=== To be done ===
Transcribe the entries below line for line, leaving out the pictures.

>> START Rows

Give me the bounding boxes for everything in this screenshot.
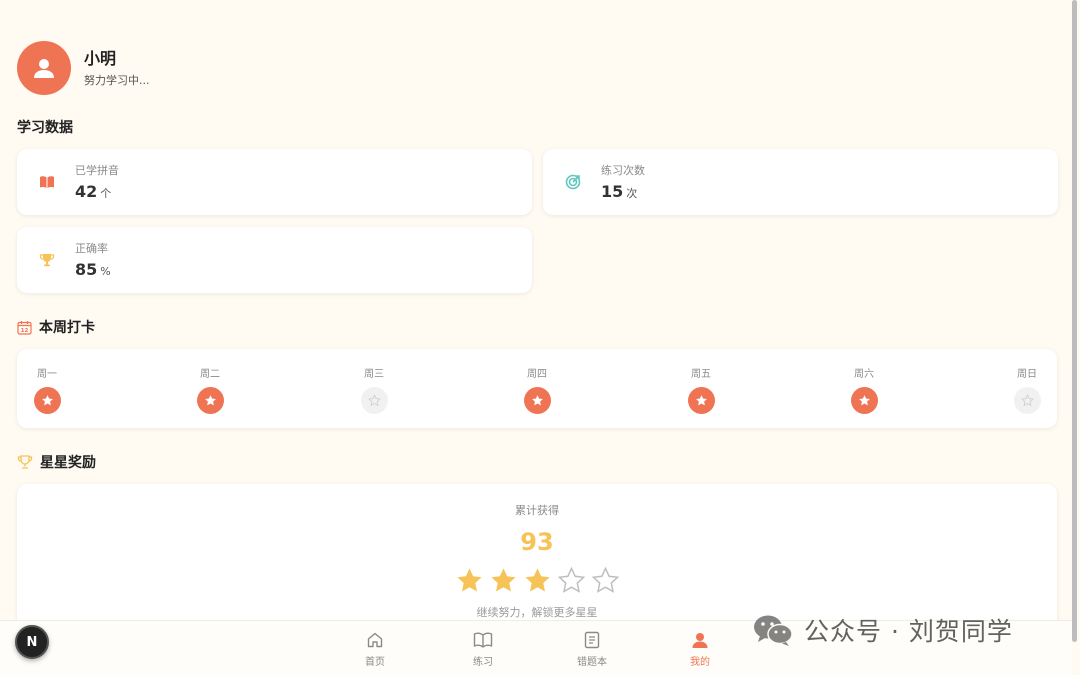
- day-sat[interactable]: 周六: [844, 365, 884, 414]
- book-icon: [39, 174, 55, 190]
- rewards-count: 93: [520, 528, 554, 556]
- watermark-text: 公众号 · 刘贺同学: [804, 617, 1013, 646]
- day-label: 周三: [364, 369, 384, 380]
- vertical-scrollbar[interactable]: [1072, 0, 1077, 642]
- star-icon: [204, 395, 216, 406]
- stat-unit: 次: [626, 186, 638, 200]
- nav-label: 我的: [690, 657, 710, 668]
- star-icon: [695, 395, 707, 406]
- checkin-star-badge: [850, 387, 878, 414]
- stat-card-accuracy[interactable]: 正确率 85%: [17, 227, 532, 293]
- trophy-icon: [17, 454, 33, 470]
- day-label: 周二: [200, 369, 220, 380]
- week-section-title: 12 本周打卡: [17, 317, 95, 337]
- day-wed[interactable]: 周三: [354, 365, 394, 414]
- rewards-star-rating: [17, 566, 1057, 595]
- stat-unit: 个: [100, 186, 112, 200]
- rewards-section-title-text: 星星奖励: [40, 455, 96, 471]
- star-icon: [531, 395, 543, 406]
- checkin-star-badge: [1013, 387, 1041, 414]
- stat-label: 练习次数: [601, 163, 645, 177]
- open-book-icon: [453, 631, 513, 649]
- day-sun[interactable]: 周日: [1007, 365, 1047, 414]
- nav-profile[interactable]: 我的: [670, 631, 730, 668]
- day-fri[interactable]: 周五: [681, 365, 721, 414]
- star-outline-icon: [367, 394, 381, 407]
- star-filled-icon: [456, 568, 482, 592]
- checkin-star-badge: [360, 387, 388, 414]
- week-checkin-card: 周一 周二 周三 周四 周五 周六 周日: [17, 349, 1057, 428]
- stats-section-title: 学习数据: [17, 117, 73, 137]
- star-empty-icon: [557, 566, 585, 593]
- stat-card-practice-count[interactable]: 练习次数 15 次: [543, 149, 1058, 215]
- rewards-section-title: 星星奖励: [17, 452, 96, 472]
- rewards-label: 累计获得: [515, 504, 559, 517]
- star-filled-icon: [524, 568, 550, 592]
- checkin-star-badge: [33, 387, 61, 414]
- user-icon: [34, 59, 54, 78]
- star-filled-icon: [490, 568, 516, 592]
- day-thu[interactable]: 周四: [517, 365, 557, 414]
- user-icon: [670, 631, 730, 649]
- checkin-star-badge: [687, 387, 715, 414]
- rewards-card: 累计获得 93 继续努力，解锁更多星星: [17, 484, 1057, 620]
- stat-card-learned-pinyin[interactable]: 已学拼音 42 个: [17, 149, 532, 215]
- svg-text:12: 12: [21, 328, 29, 334]
- notebook-icon: [562, 631, 622, 649]
- checkin-star-badge: [196, 387, 224, 414]
- watermark: 公众号 · 刘贺同学: [752, 612, 1013, 648]
- avatar[interactable]: [17, 41, 71, 95]
- day-label: 周六: [854, 369, 874, 380]
- stat-value: 15: [601, 181, 624, 201]
- stats-section-title-text: 学习数据: [17, 120, 73, 136]
- nav-mistakes[interactable]: 错题本: [562, 631, 622, 668]
- day-label: 周日: [1017, 369, 1037, 380]
- profile-name: 小明: [84, 48, 117, 68]
- nav-home[interactable]: 首页: [345, 631, 405, 668]
- stat-unit: %: [100, 264, 111, 278]
- nav-practice[interactable]: 练习: [453, 631, 513, 668]
- star-icon: [858, 395, 870, 406]
- day-label: 周四: [527, 369, 547, 380]
- star-outline-icon: [1020, 394, 1034, 407]
- checkin-star-badge: [523, 387, 551, 414]
- stat-value: 42: [75, 181, 98, 201]
- profile-header: 小明 努力学习中...: [17, 41, 150, 95]
- nav-label: 首页: [365, 657, 385, 668]
- stat-label: 已学拼音: [75, 163, 119, 177]
- star-icon: [41, 395, 53, 406]
- day-tue[interactable]: 周二: [190, 365, 230, 414]
- nav-label: 错题本: [577, 657, 607, 668]
- day-label: 周一: [37, 369, 57, 380]
- home-icon: [345, 631, 405, 649]
- day-label: 周五: [691, 369, 711, 380]
- star-empty-icon: [591, 566, 619, 593]
- nav-label: 练习: [473, 657, 493, 668]
- profile-status: 努力学习中...: [84, 73, 150, 87]
- calendar-icon: 12: [17, 320, 32, 335]
- wechat-icon: [752, 613, 794, 647]
- stat-value: 85: [75, 259, 98, 279]
- day-mon[interactable]: 周一: [27, 365, 67, 414]
- trophy-icon: [39, 252, 55, 268]
- stat-label: 正确率: [75, 241, 108, 255]
- main-content[interactable]: 小明 努力学习中... 学习数据 已学拼音 42 个 练习次数 15 次 正确率…: [0, 0, 1080, 620]
- week-section-title-text: 本周打卡: [39, 320, 95, 336]
- target-icon: [565, 174, 581, 190]
- dev-tools-badge[interactable]: N: [15, 625, 49, 659]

>> END Rows

=== Exercise output ===
Give me the bounding boxes for everything in this screenshot.
- day-sat[interactable]: 周六: [844, 365, 884, 414]
- book-icon: [39, 174, 55, 190]
- rewards-count: 93: [520, 528, 554, 556]
- watermark-text: 公众号 · 刘贺同学: [804, 617, 1013, 646]
- day-label: 周三: [364, 369, 384, 380]
- vertical-scrollbar[interactable]: [1072, 0, 1077, 642]
- star-icon: [204, 395, 216, 406]
- stat-unit: 次: [626, 186, 638, 200]
- nav-label: 我的: [690, 657, 710, 668]
- star-icon: [695, 395, 707, 406]
- checkin-star-badge: [850, 387, 878, 414]
- stat-card-accuracy[interactable]: 正确率 85%: [17, 227, 532, 293]
- trophy-icon: [17, 454, 33, 470]
- day-label: 周二: [200, 369, 220, 380]
- week-section-title: 12 本周打卡: [17, 317, 95, 337]
- day-wed[interactable]: 周三: [354, 365, 394, 414]
- rewards-star-rating: [17, 566, 1057, 595]
- stat-unit: 个: [100, 186, 112, 200]
- rewards-section-title-text: 星星奖励: [40, 455, 96, 471]
- star-icon: [531, 395, 543, 406]
- checkin-star-badge: [1013, 387, 1041, 414]
- stat-label: 练习次数: [601, 163, 645, 177]
- open-book-icon: [453, 631, 513, 649]
- day-sun[interactable]: 周日: [1007, 365, 1047, 414]
- nav-profile[interactable]: 我的: [670, 631, 730, 668]
- day-fri[interactable]: 周五: [681, 365, 721, 414]
- star-outline-icon: [367, 394, 381, 407]
- star-filled-icon: [456, 568, 482, 592]
- checkin-star-badge: [360, 387, 388, 414]
- week-checkin-card: 周一 周二 周三 周四 周五 周六 周日: [17, 349, 1057, 428]
- stats-section-title: 学习数据: [17, 117, 73, 137]
- star-empty-icon: [557, 566, 585, 593]
- stat-card-practice-count[interactable]: 练习次数 15 次: [543, 149, 1058, 215]
- rewards-section-title: 星星奖励: [17, 452, 96, 472]
- rewards-label: 累计获得: [515, 504, 559, 517]
- star-filled-icon: [524, 568, 550, 592]
- checkin-star-badge: [33, 387, 61, 414]
- user-icon: [34, 59, 54, 78]
- star-filled-icon: [490, 568, 516, 592]
- day-thu[interactable]: 周四: [517, 365, 557, 414]
- user-icon: [670, 631, 730, 649]
- checkin-star-badge: [687, 387, 715, 414]
- rewards-card: 累计获得 93 继续努力，解锁更多星星: [17, 484, 1057, 620]
- stat-card-learned-pinyin[interactable]: 已学拼音 42 个: [17, 149, 532, 215]
- svg-text:12: 12: [21, 328, 29, 334]
- notebook-icon: [562, 631, 622, 649]
- checkin-star-badge: [196, 387, 224, 414]
- watermark: 公众号 · 刘贺同学: [752, 612, 1013, 648]
- avatar[interactable]: [17, 41, 71, 95]
- day-label: 周六: [854, 369, 874, 380]
- stat-value: 15: [601, 181, 624, 201]
- stats-section-title-text: 学习数据: [17, 120, 73, 136]
- nav-mistakes[interactable]: 错题本: [562, 631, 622, 668]
- day-label: 周日: [1017, 369, 1037, 380]
- profile-name: 小明: [84, 48, 117, 68]
- nav-home[interactable]: 首页: [345, 631, 405, 668]
- stat-unit: %: [100, 264, 111, 278]
- nav-practice[interactable]: 练习: [453, 631, 513, 668]
- star-icon: [858, 395, 870, 406]
- day-label: 周四: [527, 369, 547, 380]
- star-outline-icon: [1020, 394, 1034, 407]
- checkin-star-badge: [523, 387, 551, 414]
- stat-value: 42: [75, 181, 98, 201]
- profile-header: 小明 努力学习中...: [17, 41, 150, 95]
- nav-label: 首页: [365, 657, 385, 668]
- stat-label: 已学拼音: [75, 163, 119, 177]
- star-icon: [41, 395, 53, 406]
- day-tue[interactable]: 周二: [190, 365, 230, 414]
- nav-label: 错题本: [577, 657, 607, 668]
- day-label: 周一: [37, 369, 57, 380]
- home-icon: [345, 631, 405, 649]
- day-label: 周五: [691, 369, 711, 380]
- star-empty-icon: [591, 566, 619, 593]
- nav-label: 练习: [473, 657, 493, 668]
- profile-status: 努力学习中...: [84, 73, 150, 87]
- calendar-icon: 12: [17, 320, 32, 335]
- wechat-icon: [752, 613, 794, 647]
- stat-value: 85: [75, 259, 98, 279]
- day-mon[interactable]: 周一: [27, 365, 67, 414]
- trophy-icon: [39, 252, 55, 268]
- stat-label: 正确率: [75, 241, 108, 255]
- main-content[interactable]: 小明 努力学习中... 学习数据 已学拼音 42 个 练习次数 15 次 正确率…: [0, 0, 1080, 620]
- week-section-title-text: 本周打卡: [39, 320, 95, 336]
- target-icon: [565, 174, 581, 190]
- dev-tools-badge[interactable]: N: [15, 625, 49, 659]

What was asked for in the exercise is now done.